» Brief: Say how many lines of these entries include the word "mention", and answer with the number alone.

» Source material:

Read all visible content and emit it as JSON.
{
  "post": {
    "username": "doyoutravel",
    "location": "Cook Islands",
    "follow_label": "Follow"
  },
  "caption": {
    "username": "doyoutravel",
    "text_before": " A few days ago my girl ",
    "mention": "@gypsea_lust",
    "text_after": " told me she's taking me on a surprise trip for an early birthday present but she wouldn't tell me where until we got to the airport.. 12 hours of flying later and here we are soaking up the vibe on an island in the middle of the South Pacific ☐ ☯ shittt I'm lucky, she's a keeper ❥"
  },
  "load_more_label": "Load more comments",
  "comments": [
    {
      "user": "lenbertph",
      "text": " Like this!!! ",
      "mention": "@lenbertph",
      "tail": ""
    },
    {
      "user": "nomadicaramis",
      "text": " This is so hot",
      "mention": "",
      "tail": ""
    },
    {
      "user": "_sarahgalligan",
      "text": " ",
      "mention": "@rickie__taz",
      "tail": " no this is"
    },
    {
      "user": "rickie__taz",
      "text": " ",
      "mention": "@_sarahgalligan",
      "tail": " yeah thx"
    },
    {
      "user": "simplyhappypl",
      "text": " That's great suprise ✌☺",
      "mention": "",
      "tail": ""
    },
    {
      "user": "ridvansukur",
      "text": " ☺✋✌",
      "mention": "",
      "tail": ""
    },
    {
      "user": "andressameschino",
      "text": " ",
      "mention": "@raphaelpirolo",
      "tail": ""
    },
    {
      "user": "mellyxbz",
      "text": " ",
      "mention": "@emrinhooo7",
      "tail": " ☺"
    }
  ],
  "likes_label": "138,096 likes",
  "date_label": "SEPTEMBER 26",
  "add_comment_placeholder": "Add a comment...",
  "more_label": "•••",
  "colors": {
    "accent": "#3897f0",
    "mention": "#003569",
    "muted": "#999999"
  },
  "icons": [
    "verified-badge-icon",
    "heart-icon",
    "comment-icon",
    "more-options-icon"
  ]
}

» Completed exercise: 10